[Part of a data file]
▶

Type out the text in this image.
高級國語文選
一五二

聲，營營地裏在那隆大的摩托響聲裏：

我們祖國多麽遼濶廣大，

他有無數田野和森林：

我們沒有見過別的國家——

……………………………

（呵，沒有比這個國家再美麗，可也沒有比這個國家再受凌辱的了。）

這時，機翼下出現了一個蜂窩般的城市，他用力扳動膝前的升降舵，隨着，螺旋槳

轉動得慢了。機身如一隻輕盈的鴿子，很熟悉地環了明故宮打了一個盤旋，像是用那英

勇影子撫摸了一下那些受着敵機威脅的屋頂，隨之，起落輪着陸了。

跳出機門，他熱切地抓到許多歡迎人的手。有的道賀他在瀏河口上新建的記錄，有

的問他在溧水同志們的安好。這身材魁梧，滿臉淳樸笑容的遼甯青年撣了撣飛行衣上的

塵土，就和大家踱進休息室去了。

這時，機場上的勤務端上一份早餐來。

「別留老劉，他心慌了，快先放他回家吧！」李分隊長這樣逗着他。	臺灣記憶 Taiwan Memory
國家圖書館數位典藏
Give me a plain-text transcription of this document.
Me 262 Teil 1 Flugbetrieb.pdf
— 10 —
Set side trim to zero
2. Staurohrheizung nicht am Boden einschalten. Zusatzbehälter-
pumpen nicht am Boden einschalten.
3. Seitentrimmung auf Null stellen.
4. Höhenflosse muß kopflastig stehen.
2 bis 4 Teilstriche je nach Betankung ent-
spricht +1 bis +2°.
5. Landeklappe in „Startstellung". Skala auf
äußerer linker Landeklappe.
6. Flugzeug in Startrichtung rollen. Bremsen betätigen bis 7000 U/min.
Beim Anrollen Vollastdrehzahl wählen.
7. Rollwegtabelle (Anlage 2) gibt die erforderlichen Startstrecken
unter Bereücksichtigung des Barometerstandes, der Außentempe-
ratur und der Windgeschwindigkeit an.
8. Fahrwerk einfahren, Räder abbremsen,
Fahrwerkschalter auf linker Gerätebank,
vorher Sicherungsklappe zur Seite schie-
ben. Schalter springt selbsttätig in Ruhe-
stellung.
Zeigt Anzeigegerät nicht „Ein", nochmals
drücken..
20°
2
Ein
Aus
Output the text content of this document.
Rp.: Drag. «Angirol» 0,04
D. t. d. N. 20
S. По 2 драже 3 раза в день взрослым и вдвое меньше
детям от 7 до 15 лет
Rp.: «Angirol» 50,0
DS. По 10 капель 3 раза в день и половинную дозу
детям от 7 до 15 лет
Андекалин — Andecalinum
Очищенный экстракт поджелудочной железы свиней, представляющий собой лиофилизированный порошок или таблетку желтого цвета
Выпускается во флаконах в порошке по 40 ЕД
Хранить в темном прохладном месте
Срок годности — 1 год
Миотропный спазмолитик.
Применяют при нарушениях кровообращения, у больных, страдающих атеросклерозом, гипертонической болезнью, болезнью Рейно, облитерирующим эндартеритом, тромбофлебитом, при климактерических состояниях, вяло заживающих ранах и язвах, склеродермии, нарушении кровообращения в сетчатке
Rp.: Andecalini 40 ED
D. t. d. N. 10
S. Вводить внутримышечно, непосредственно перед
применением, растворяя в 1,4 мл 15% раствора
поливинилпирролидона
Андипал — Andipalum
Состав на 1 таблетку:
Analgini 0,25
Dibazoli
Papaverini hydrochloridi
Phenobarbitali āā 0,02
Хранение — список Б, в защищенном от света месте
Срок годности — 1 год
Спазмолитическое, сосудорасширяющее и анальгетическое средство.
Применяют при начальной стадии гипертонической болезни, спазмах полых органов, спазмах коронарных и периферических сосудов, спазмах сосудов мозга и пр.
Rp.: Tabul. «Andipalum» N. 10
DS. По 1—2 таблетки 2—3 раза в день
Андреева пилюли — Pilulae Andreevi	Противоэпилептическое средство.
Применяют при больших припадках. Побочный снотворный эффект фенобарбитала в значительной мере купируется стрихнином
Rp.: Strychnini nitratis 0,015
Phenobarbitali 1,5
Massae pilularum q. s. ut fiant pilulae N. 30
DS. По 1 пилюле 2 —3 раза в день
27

◀

= Stated task =
Every record shown above must be echoed exactly.

= Response for this exercise =
Type out the text in this image.
高級國語文選
一五二

聲，營營地裏在那隆大的摩托響聲裏：

我們祖國多麽遼濶廣大，

他有無數田野和森林：

我們沒有見過別的國家——

……………………………

（呵，沒有比這個國家再美麗，可也沒有比這個國家再受凌辱的了。）

這時，機翼下出現了一個蜂窩般的城市，他用力扳動膝前的升降舵，隨着，螺旋槳

轉動得慢了。機身如一隻輕盈的鴿子，很熟悉地環了明故宮打了一個盤旋，像是用那英

勇影子撫摸了一下那些受着敵機威脅的屋頂，隨之，起落輪着陸了。

跳出機門，他熱切地抓到許多歡迎人的手。有的道賀他在瀏河口上新建的記錄，有

的問他在溧水同志們的安好。這身材魁梧，滿臉淳樸笑容的遼甯青年撣了撣飛行衣上的

塵土，就和大家踱進休息室去了。

這時，機場上的勤務端上一份早餐來。

「別留老劉，他心慌了，快先放他回家吧！」李分隊長這樣逗着他。	臺灣記憶 Taiwan Memory
國家圖書館數位典藏
Give me a plain-text transcription of this document.
Me 262 Teil 1 Flugbetrieb.pdf
— 10 —
Set side trim to zero
2. Staurohrheizung nicht am Boden einschalten. Zusatzbehälter-
pumpen nicht am Boden einschalten.
3. Seitentrimmung auf Null stellen.
4. Höhenflosse muß kopflastig stehen.
2 bis 4 Teilstriche je nach Betankung ent-
spricht +1 bis +2°.
5. Landeklappe in „Startstellung". Skala auf
äußerer linker Landeklappe.
6. Flugzeug in Startrichtung rollen. Bremsen betätigen bis 7000 U/min.
Beim Anrollen Vollastdrehzahl wählen.
7. Rollwegtabelle (Anlage 2) gibt die erforderlichen Startstrecken
unter Bereücksichtigung des Barometerstandes, der Außentempe-
ratur und der Windgeschwindigkeit an.
8. Fahrwerk einfahren, Räder abbremsen,
Fahrwerkschalter auf linker Gerätebank,
vorher Sicherungsklappe zur Seite schie-
ben. Schalter springt selbsttätig in Ruhe-
stellung.
Zeigt Anzeigegerät nicht „Ein", nochmals
drücken..
20°
2
Ein
Aus
Output the text content of this document.
Rp.: Drag. «Angirol» 0,04
D. t. d. N. 20
S. По 2 драже 3 раза в день взрослым и вдвое меньше
детям от 7 до 15 лет
Rp.: «Angirol» 50,0
DS. По 10 капель 3 раза в день и половинную дозу
детям от 7 до 15 лет
Андекалин — Andecalinum
Очищенный экстракт поджелудочной железы свиней, представляющий собой лиофилизированный порошок или таблетку желтого цвета
Выпускается во флаконах в порошке по 40 ЕД
Хранить в темном прохладном месте
Срок годности — 1 год
Миотропный спазмолитик.
Применяют при нарушениях кровообращения, у больных, страдающих атеросклерозом, гипертонической болезнью, болезнью Рейно, облитерирующим эндартеритом, тромбофлебитом, при климактерических состояниях, вяло заживающих ранах и язвах, склеродермии, нарушении кровообращения в сетчатке
Rp.: Andecalini 40 ED
D. t. d. N. 10
S. Вводить внутримышечно, непосредственно перед
применением, растворяя в 1,4 мл 15% раствора
поливинилпирролидона
Андипал — Andipalum
Состав на 1 таблетку:
Analgini 0,25
Dibazoli
Papaverini hydrochloridi
Phenobarbitali āā 0,02
Хранение — список Б, в защищенном от света месте
Срок годности — 1 год
Спазмолитическое, сосудорасширяющее и анальгетическое средство.
Применяют при начальной стадии гипертонической болезни, спазмах полых органов, спазмах коронарных и периферических сосудов, спазмах сосудов мозга и пр.
Rp.: Tabul. «Andipalum» N. 10
DS. По 1—2 таблетки 2—3 раза в день
Андреева пилюли — Pilulae Andreevi	Противоэпилептическое средство.
Применяют при больших припадках. Побочный снотворный эффект фенобарбитала в значительной мере купируется стрихнином
Rp.: Strychnini nitratis 0,015
Phenobarbitali 1,5
Massae pilularum q. s. ut fiant pilulae N. 30
DS. По 1 пилюле 2 —3 раза в день
27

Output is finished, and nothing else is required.